## Written exercise a
Copy the passage about Smith's execution word for word, starting at "However, in a" and ending at "address Smith’s execution.".

## Provided text

However, in a video shared on X by the Woods Foundation, an anti-death penalty organization, Rev. Jeff Hood, Smith’s spiritual adviser who witnessed his death, described what he saw as an unbelievable evil.

“When they turned the nitrogen on, he began to convulse,” Hood said. “He popped up on the gurney over and over again. He shook the whole gurney. I could hear audible gasps coming from behind me in the witness area. I could see the corrections officers in there. I think they were very surprised that it didn’t go smoother. An unbelievable evil was unleashed tonight in Alabama. That was torture.”

Marshall is expected to hold a press conference with the media at 10 a.m. on Friday to address Smith’s execution.

## Records shown
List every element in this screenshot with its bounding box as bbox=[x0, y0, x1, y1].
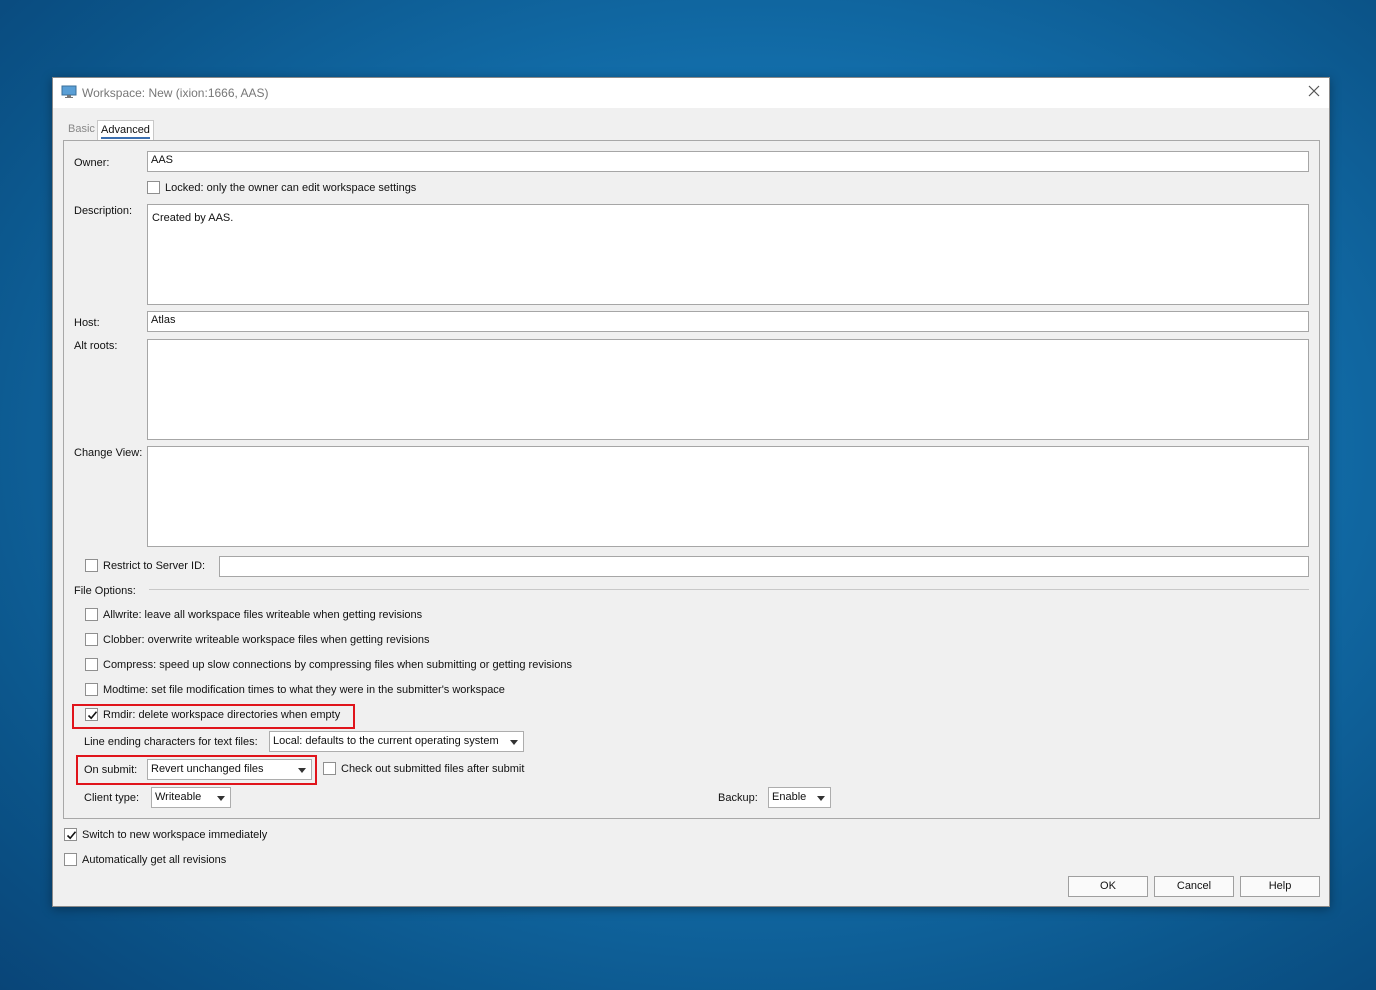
chevron-down-icon bbox=[817, 796, 825, 801]
modtime-label: Modtime: set file modification times to … bbox=[103, 684, 505, 696]
rmdir-highlight-box bbox=[72, 704, 355, 729]
chevron-down-icon bbox=[510, 740, 518, 745]
chevron-down-icon bbox=[217, 796, 225, 801]
backup-value: Enable bbox=[772, 791, 807, 803]
window-title: Workspace: New (ixion:1666, AAS) bbox=[82, 86, 269, 100]
file-options-separator bbox=[149, 589, 1309, 590]
description-textarea[interactable]: Created by AAS. bbox=[147, 204, 1309, 305]
allwrite-checkbox[interactable] bbox=[85, 608, 98, 621]
cancel-button[interactable]: Cancel bbox=[1154, 876, 1234, 897]
clobber-checkbox[interactable] bbox=[85, 633, 98, 646]
line-ending-label: Line ending characters for text files: bbox=[84, 736, 258, 748]
alt-roots-textarea[interactable] bbox=[147, 339, 1309, 440]
change-view-textarea[interactable] bbox=[147, 446, 1309, 547]
checkout-after-submit-label: Check out submitted files after submit bbox=[341, 763, 525, 775]
workspace-dialog: Workspace: New (ixion:1666, AAS) Basic A… bbox=[52, 77, 1330, 907]
locked-label: Locked: only the owner can edit workspac… bbox=[165, 182, 417, 194]
ok-button[interactable]: OK bbox=[1068, 876, 1148, 897]
host-input[interactable]: Atlas bbox=[147, 311, 1309, 332]
client-type-value: Writeable bbox=[155, 791, 202, 803]
monitor-icon bbox=[61, 85, 77, 98]
description-label: Description: bbox=[74, 205, 133, 217]
compress-checkbox[interactable] bbox=[85, 658, 98, 671]
auto-get-label: Automatically get all revisions bbox=[82, 854, 227, 866]
line-ending-dropdown[interactable]: Local: defaults to the current operating… bbox=[269, 731, 524, 752]
alt-roots-label: Alt roots: bbox=[74, 340, 118, 352]
auto-get-checkbox[interactable] bbox=[64, 853, 77, 866]
file-options-label: File Options: bbox=[74, 585, 136, 597]
checkmark-icon bbox=[66, 831, 77, 840]
locked-checkbox[interactable] bbox=[147, 181, 160, 194]
owner-input[interactable]: AAS bbox=[147, 151, 1309, 172]
help-button[interactable]: Help bbox=[1240, 876, 1320, 897]
restrict-checkbox[interactable] bbox=[85, 559, 98, 572]
line-ending-value: Local: defaults to the current operating… bbox=[273, 735, 499, 747]
host-label: Host: bbox=[74, 317, 100, 329]
switch-workspace-label: Switch to new workspace immediately bbox=[82, 829, 268, 841]
tab-advanced-label: Advanced bbox=[101, 124, 150, 139]
client-type-dropdown[interactable]: Writeable bbox=[151, 787, 231, 808]
on-submit-highlight-box bbox=[76, 755, 317, 785]
allwrite-label: Allwrite: leave all workspace files writ… bbox=[103, 609, 423, 621]
restrict-label: Restrict to Server ID: bbox=[103, 560, 206, 572]
title-bar: Workspace: New (ixion:1666, AAS) bbox=[53, 78, 1329, 108]
compress-label: Compress: speed up slow connections by c… bbox=[103, 659, 572, 671]
switch-workspace-checkbox[interactable] bbox=[64, 828, 77, 841]
modtime-checkbox[interactable] bbox=[85, 683, 98, 696]
change-view-label: Change View: bbox=[74, 447, 143, 459]
close-icon[interactable] bbox=[1307, 84, 1321, 98]
clobber-label: Clobber: overwrite writeable workspace f… bbox=[103, 634, 430, 646]
backup-label: Backup: bbox=[718, 792, 758, 804]
checkout-after-submit-checkbox[interactable] bbox=[323, 762, 336, 775]
client-type-label: Client type: bbox=[84, 792, 140, 804]
tab-advanced[interactable]: Advanced bbox=[97, 120, 154, 141]
server-id-input[interactable] bbox=[219, 556, 1309, 577]
tab-basic[interactable]: Basic bbox=[65, 120, 98, 140]
backup-dropdown[interactable]: Enable bbox=[768, 787, 831, 808]
owner-label: Owner: bbox=[74, 157, 110, 169]
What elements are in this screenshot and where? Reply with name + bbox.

## Written exercise b
Write out the lines of the listing starting at the line that contains "chevron-down-icon bbox=[817, 796, 825, 801]" and ending at the line that contains "chevron-down-icon bbox=[510, 740, 518, 745]", including both of those lines.

## Complete answer a
However, in a video shared on X by the Woods Foundation, an anti-death penalty organization, Rev. Jeff Hood, Smith’s spiritual adviser who witnessed his death, described what he saw as an unbelievable evil.

“When they turned the nitrogen on, he began to convulse,” Hood said. “He popped up on the gurney over and over again. He shook the whole gurney. I could hear audible gasps coming from behind me in the witness area. I could see the corrections officers in there. I think they were very surprised that it didn’t go smoother. An unbelievable evil was unleashed tonight in Alabama. That was torture.”

Marshall is expected to hold a press conference with the media at 10 a.m. on Friday to address Smith’s execution.

## Complete answer b
chevron-down-icon bbox=[817, 796, 825, 801]
modtime-label: Modtime: set file modification times to … bbox=[103, 684, 505, 696]
rmdir-highlight-box bbox=[72, 704, 355, 729]
chevron-down-icon bbox=[510, 740, 518, 745]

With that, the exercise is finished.